GOAL
Leaving out all images, write out the records that follow exactly.

THE INPUT
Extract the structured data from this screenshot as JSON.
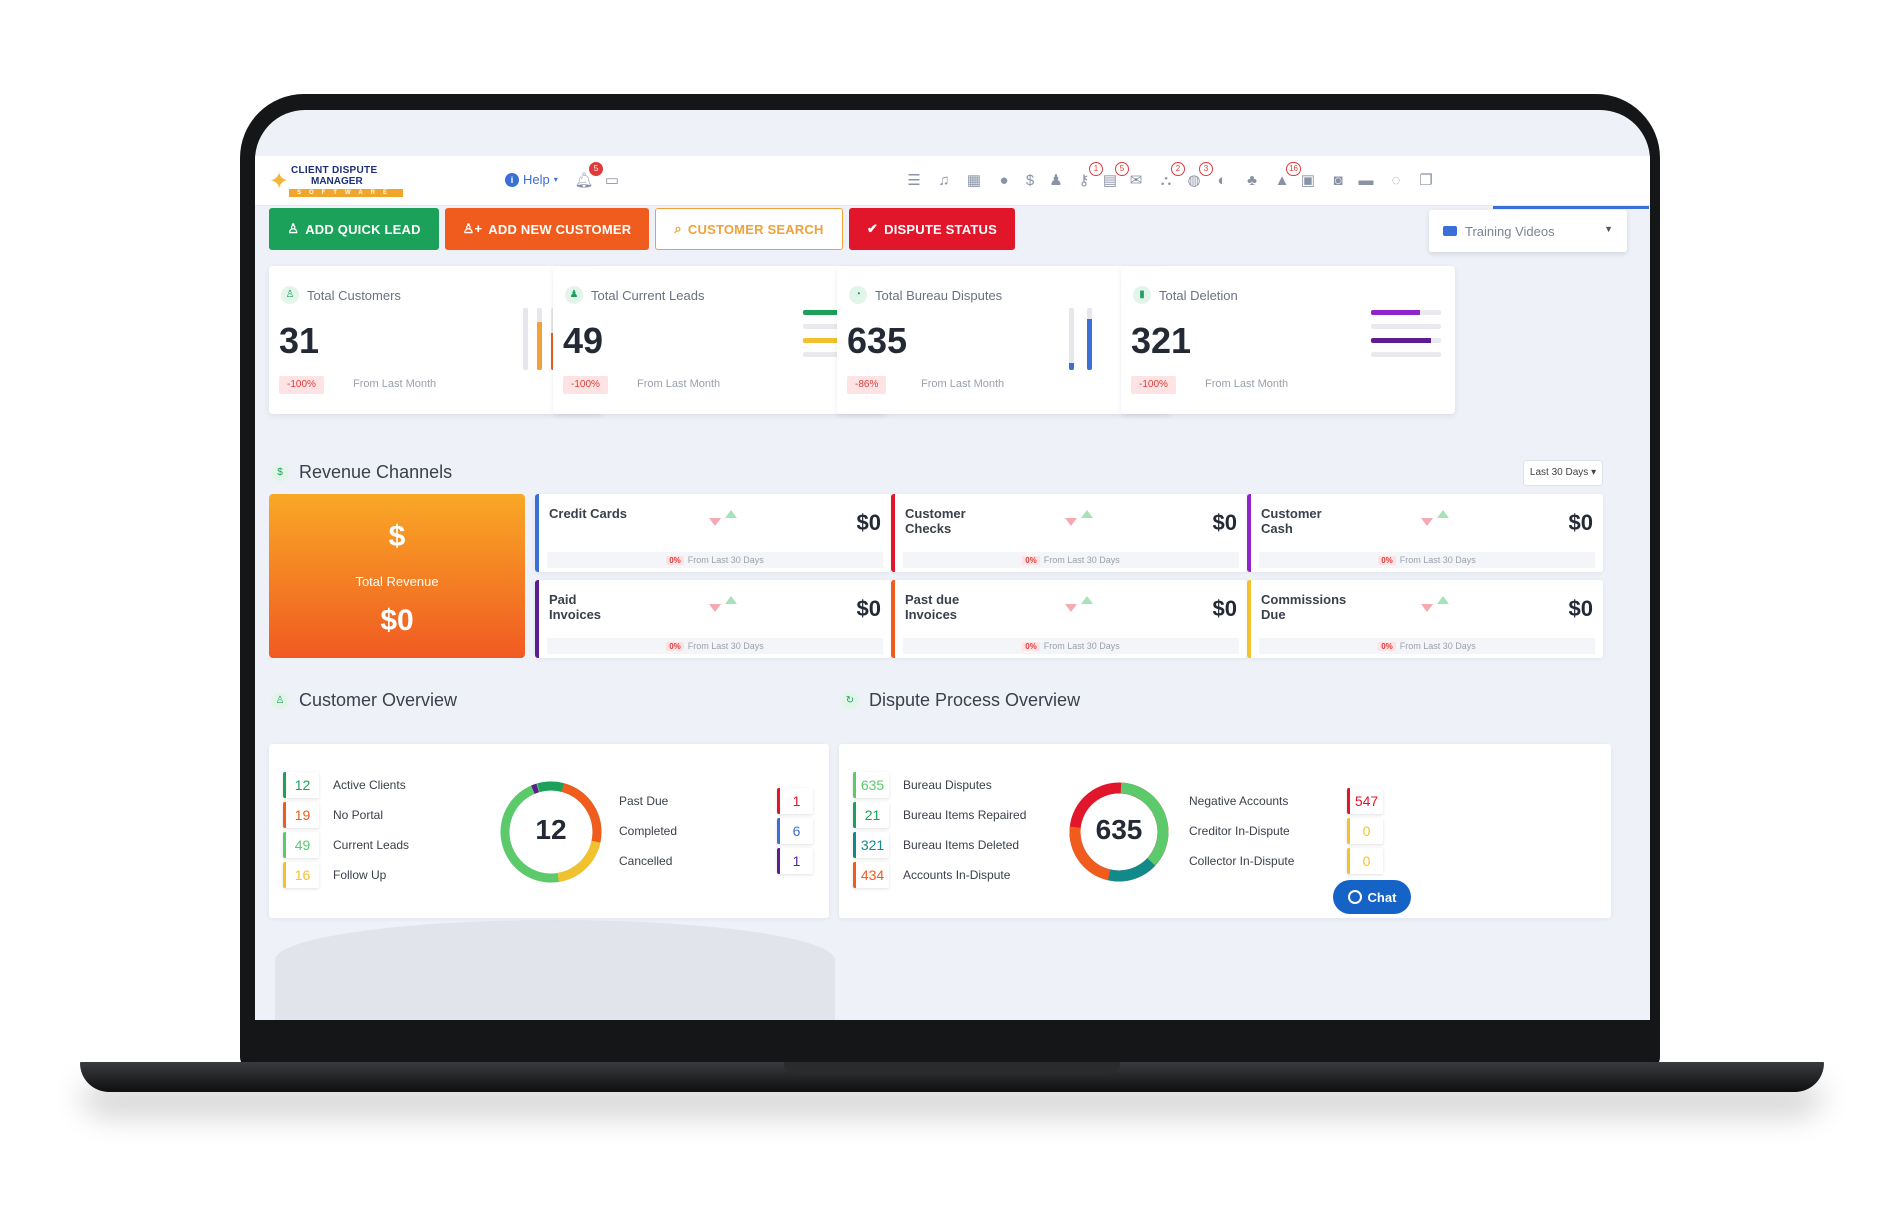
{
  "header": {
    "logo": {
      "line1": "CLIENT DISPUTE",
      "line2": "MANAGER",
      "line3": "SOFTWARE"
    },
    "help_label": "Help",
    "help_badge": "5",
    "badges": [
      "1",
      "5",
      "2",
      "3",
      "16"
    ]
  },
  "actions": {
    "add_quick_lead": "ADD QUICK LEAD",
    "add_new_customer": "ADD NEW CUSTOMER",
    "customer_search": "CUSTOMER SEARCH",
    "dispute_status": "DISPUTE STATUS",
    "training_videos": "Training Videos"
  },
  "stats": [
    {
      "label": "Total Customers",
      "value": "31",
      "change": "-100%",
      "from": "From Last Month"
    },
    {
      "label": "Total Current Leads",
      "value": "49",
      "change": "-100%",
      "from": "From Last Month"
    },
    {
      "label": "Total Bureau Disputes",
      "value": "635",
      "change": "-86%",
      "from": "From Last Month"
    },
    {
      "label": "Total Deletion",
      "value": "321",
      "change": "-100%",
      "from": "From Last Month"
    }
  ],
  "revenue": {
    "title": "Revenue Channels",
    "range": "Last 30 Days",
    "total_label": "Total Revenue",
    "total_value": "$0",
    "channels": [
      {
        "label": "Credit Cards",
        "value": "$0",
        "pct": "0%",
        "from": "From Last 30 Days",
        "color": "#3b6fd8"
      },
      {
        "label": "Customer Checks",
        "value": "$0",
        "pct": "0%",
        "from": "From Last 30 Days",
        "color": "#e2162a"
      },
      {
        "label": "Customer Cash",
        "value": "$0",
        "pct": "0%",
        "from": "From Last 30 Days",
        "color": "#8e24c9"
      },
      {
        "label": "Paid Invoices",
        "value": "$0",
        "pct": "0%",
        "from": "From Last 30 Days",
        "color": "#5e1d8f"
      },
      {
        "label": "Past due Invoices",
        "value": "$0",
        "pct": "0%",
        "from": "From Last 30 Days",
        "color": "#ef5c1e"
      },
      {
        "label": "Commissions Due",
        "value": "$0",
        "pct": "0%",
        "from": "From Last 30 Days",
        "color": "#f2c12e"
      }
    ]
  },
  "customer_overview": {
    "title": "Customer Overview",
    "left": [
      {
        "value": "12",
        "label": "Active Clients",
        "color": "#1ba159"
      },
      {
        "value": "19",
        "label": "No Portal",
        "color": "#ef5c1e"
      },
      {
        "value": "49",
        "label": "Current Leads",
        "color": "#5cc96b"
      },
      {
        "value": "16",
        "label": "Follow Up",
        "color": "#f2c12e"
      }
    ],
    "donut_value": "12",
    "right": [
      {
        "label": "Past Due",
        "value": "1",
        "color": "#e2162a"
      },
      {
        "label": "Completed",
        "value": "6",
        "color": "#3b6fd8"
      },
      {
        "label": "Cancelled",
        "value": "1",
        "color": "#5e1d8f"
      }
    ]
  },
  "dispute_overview": {
    "title": "Dispute Process Overview",
    "left": [
      {
        "value": "635",
        "label": "Bureau Disputes",
        "color": "#5cc96b"
      },
      {
        "value": "21",
        "label": "Bureau Items Repaired",
        "color": "#1ba159"
      },
      {
        "value": "321",
        "label": "Bureau Items Deleted",
        "color": "#138a8a"
      },
      {
        "value": "434",
        "label": "Accounts In-Dispute",
        "color": "#ef5c1e"
      }
    ],
    "donut_value": "635",
    "right": [
      {
        "label": "Negative Accounts",
        "value": "547",
        "color": "#e2162a"
      },
      {
        "label": "Creditor In-Dispute",
        "value": "0",
        "color": "#f2c12e"
      },
      {
        "label": "Collector In-Dispute",
        "value": "0",
        "color": "#f2c12e"
      }
    ]
  },
  "chat_label": "Chat"
}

CORRECT ANSWER
Extract the structured data from this screenshot as JSON.
{
  "header": {
    "logo": {
      "line1": "CLIENT DISPUTE",
      "line2": "MANAGER",
      "line3": "SOFTWARE"
    },
    "help_label": "Help",
    "help_badge": "5",
    "badges": [
      "1",
      "5",
      "2",
      "3",
      "16"
    ]
  },
  "actions": {
    "add_quick_lead": "ADD QUICK LEAD",
    "add_new_customer": "ADD NEW CUSTOMER",
    "customer_search": "CUSTOMER SEARCH",
    "dispute_status": "DISPUTE STATUS",
    "training_videos": "Training Videos"
  },
  "stats": [
    {
      "label": "Total Customers",
      "value": "31",
      "change": "-100%",
      "from": "From Last Month"
    },
    {
      "label": "Total Current Leads",
      "value": "49",
      "change": "-100%",
      "from": "From Last Month"
    },
    {
      "label": "Total Bureau Disputes",
      "value": "635",
      "change": "-86%",
      "from": "From Last Month"
    },
    {
      "label": "Total Deletion",
      "value": "321",
      "change": "-100%",
      "from": "From Last Month"
    }
  ],
  "revenue": {
    "title": "Revenue Channels",
    "range": "Last 30 Days",
    "total_label": "Total Revenue",
    "total_value": "$0",
    "channels": [
      {
        "label": "Credit Cards",
        "value": "$0",
        "pct": "0%",
        "from": "From Last 30 Days",
        "color": "#3b6fd8"
      },
      {
        "label": "Customer Checks",
        "value": "$0",
        "pct": "0%",
        "from": "From Last 30 Days",
        "color": "#e2162a"
      },
      {
        "label": "Customer Cash",
        "value": "$0",
        "pct": "0%",
        "from": "From Last 30 Days",
        "color": "#8e24c9"
      },
      {
        "label": "Paid Invoices",
        "value": "$0",
        "pct": "0%",
        "from": "From Last 30 Days",
        "color": "#5e1d8f"
      },
      {
        "label": "Past due Invoices",
        "value": "$0",
        "pct": "0%",
        "from": "From Last 30 Days",
        "color": "#ef5c1e"
      },
      {
        "label": "Commissions Due",
        "value": "$0",
        "pct": "0%",
        "from": "From Last 30 Days",
        "color": "#f2c12e"
      }
    ]
  },
  "customer_overview": {
    "title": "Customer Overview",
    "left": [
      {
        "value": "12",
        "label": "Active Clients",
        "color": "#1ba159"
      },
      {
        "value": "19",
        "label": "No Portal",
        "color": "#ef5c1e"
      },
      {
        "value": "49",
        "label": "Current Leads",
        "color": "#5cc96b"
      },
      {
        "value": "16",
        "label": "Follow Up",
        "color": "#f2c12e"
      }
    ],
    "donut_value": "12",
    "right": [
      {
        "label": "Past Due",
        "value": "1",
        "color": "#e2162a"
      },
      {
        "label": "Completed",
        "value": "6",
        "color": "#3b6fd8"
      },
      {
        "label": "Cancelled",
        "value": "1",
        "color": "#5e1d8f"
      }
    ]
  },
  "dispute_overview": {
    "title": "Dispute Process Overview",
    "left": [
      {
        "value": "635",
        "label": "Bureau Disputes",
        "color": "#5cc96b"
      },
      {
        "value": "21",
        "label": "Bureau Items Repaired",
        "color": "#1ba159"
      },
      {
        "value": "321",
        "label": "Bureau Items Deleted",
        "color": "#138a8a"
      },
      {
        "value": "434",
        "label": "Accounts In-Dispute",
        "color": "#ef5c1e"
      }
    ],
    "donut_value": "635",
    "right": [
      {
        "label": "Negative Accounts",
        "value": "547",
        "color": "#e2162a"
      },
      {
        "label": "Creditor In-Dispute",
        "value": "0",
        "color": "#f2c12e"
      },
      {
        "label": "Collector In-Dispute",
        "value": "0",
        "color": "#f2c12e"
      }
    ]
  },
  "chat_label": "Chat"
}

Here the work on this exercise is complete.